Box annotation data

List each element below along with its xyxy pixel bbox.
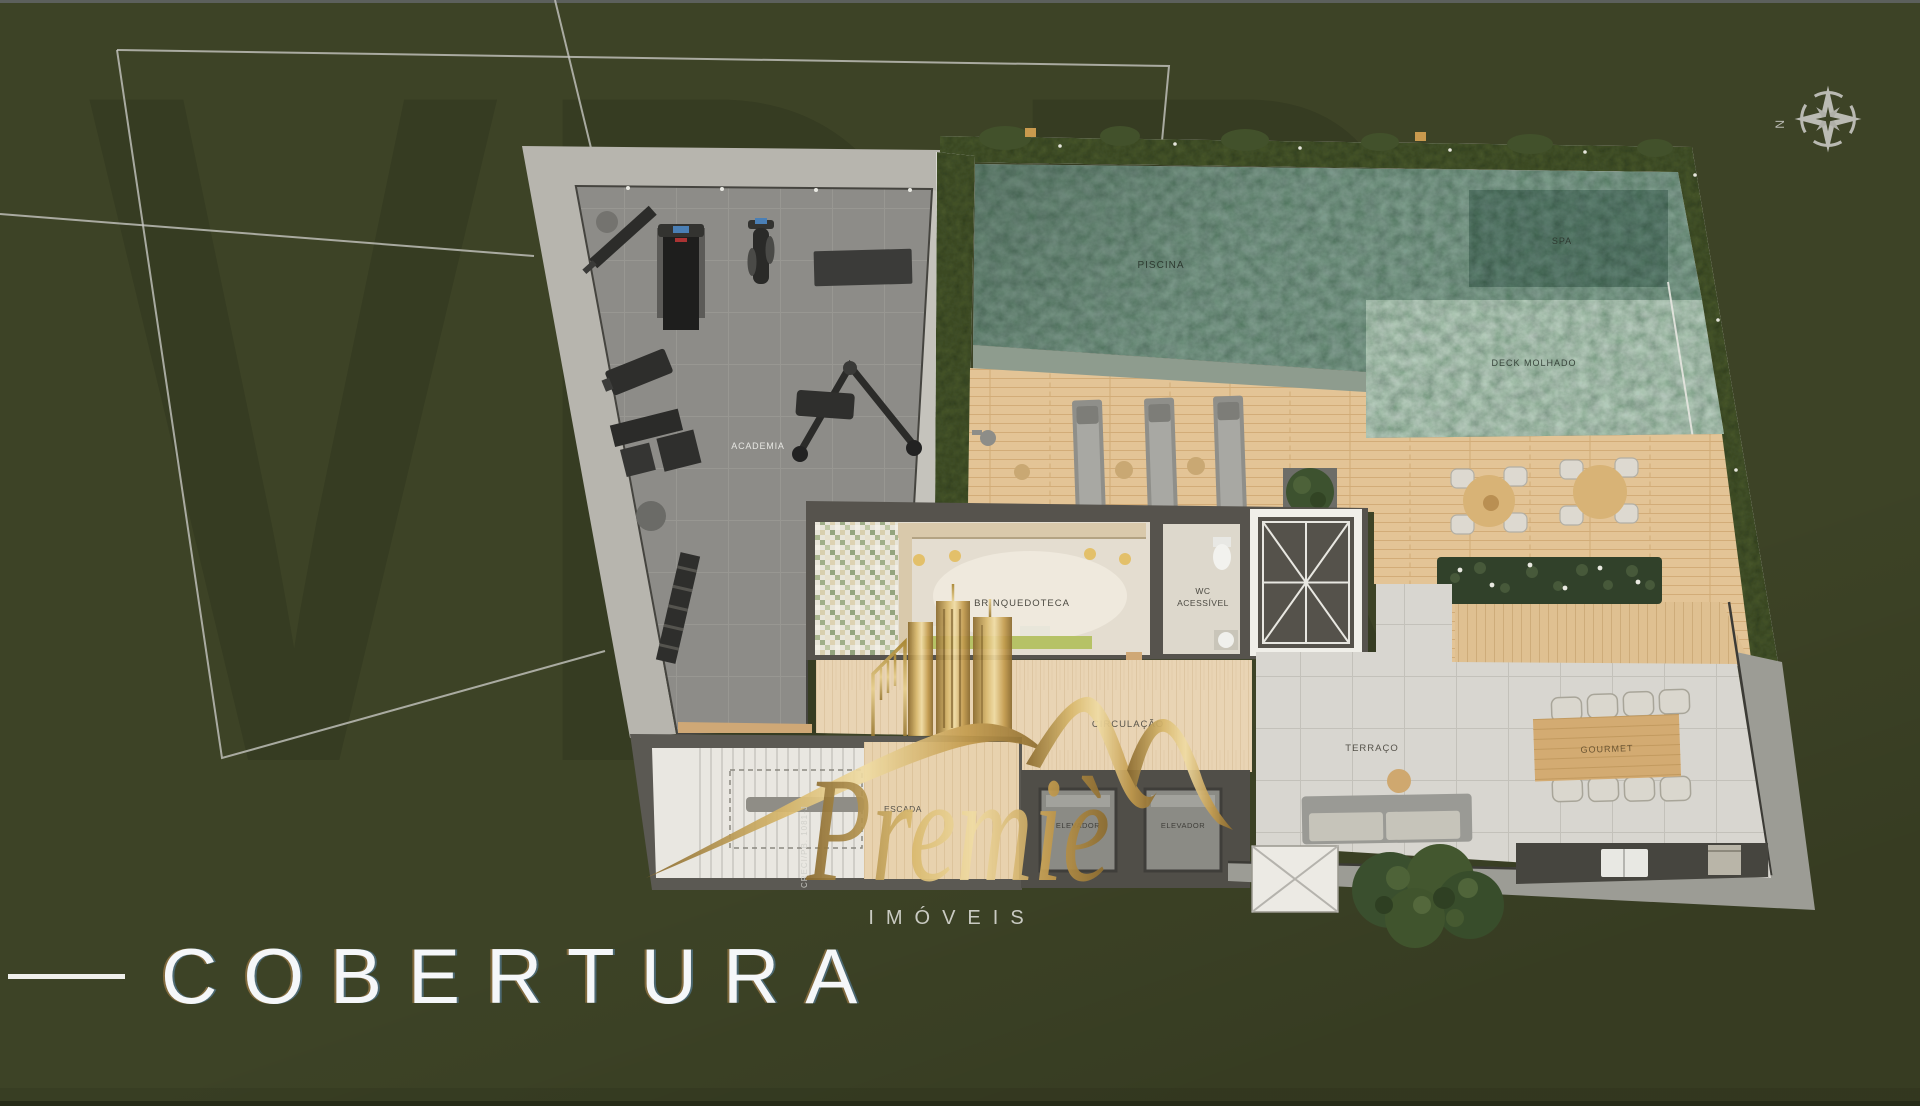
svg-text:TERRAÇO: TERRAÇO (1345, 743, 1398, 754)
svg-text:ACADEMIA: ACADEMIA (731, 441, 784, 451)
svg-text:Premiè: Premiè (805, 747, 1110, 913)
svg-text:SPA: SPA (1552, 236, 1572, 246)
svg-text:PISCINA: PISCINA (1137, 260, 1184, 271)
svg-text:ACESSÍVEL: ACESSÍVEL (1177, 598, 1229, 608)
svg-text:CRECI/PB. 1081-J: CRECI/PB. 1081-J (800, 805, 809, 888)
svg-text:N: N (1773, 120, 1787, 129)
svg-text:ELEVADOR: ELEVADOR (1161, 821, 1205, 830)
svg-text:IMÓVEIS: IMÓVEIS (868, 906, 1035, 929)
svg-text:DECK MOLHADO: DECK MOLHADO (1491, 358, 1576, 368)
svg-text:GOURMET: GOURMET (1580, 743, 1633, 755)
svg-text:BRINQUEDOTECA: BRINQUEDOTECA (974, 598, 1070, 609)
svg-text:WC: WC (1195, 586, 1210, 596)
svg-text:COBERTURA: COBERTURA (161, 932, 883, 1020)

● **Task requirements**: Can you lay out every line of the entries above as a JSON list of strings, one string per line, with blank lines dropped and the picture left out?

● **Completed task**:
[
  "List each element below along with its xyxy pixel bbox.",
  "svg-text:TERRAÇO: TERRAÇO (1345, 743, 1398, 754)",
  "svg-text:ACADEMIA: ACADEMIA (731, 441, 784, 451)",
  "svg-text:Premiè: Premiè (805, 747, 1110, 913)",
  "svg-text:SPA: SPA (1552, 236, 1572, 246)",
  "svg-text:PISCINA: PISCINA (1137, 260, 1184, 271)",
  "svg-text:ACESSÍVEL: ACESSÍVEL (1177, 598, 1229, 608)",
  "svg-text:CRECI/PB. 1081-J: CRECI/PB. 1081-J (800, 805, 809, 888)",
  "svg-text:N: N (1773, 120, 1787, 129)",
  "svg-text:ELEVADOR: ELEVADOR (1161, 821, 1205, 830)",
  "svg-text:IMÓVEIS: IMÓVEIS (868, 906, 1035, 929)",
  "svg-text:DECK MOLHADO: DECK MOLHADO (1491, 358, 1576, 368)",
  "svg-text:GOURMET: GOURMET (1580, 743, 1633, 755)",
  "svg-text:BRINQUEDOTECA: BRINQUEDOTECA (974, 598, 1070, 609)",
  "svg-text:WC: WC (1195, 586, 1210, 596)",
  "svg-text:COBERTURA: COBERTURA (161, 932, 883, 1020)"
]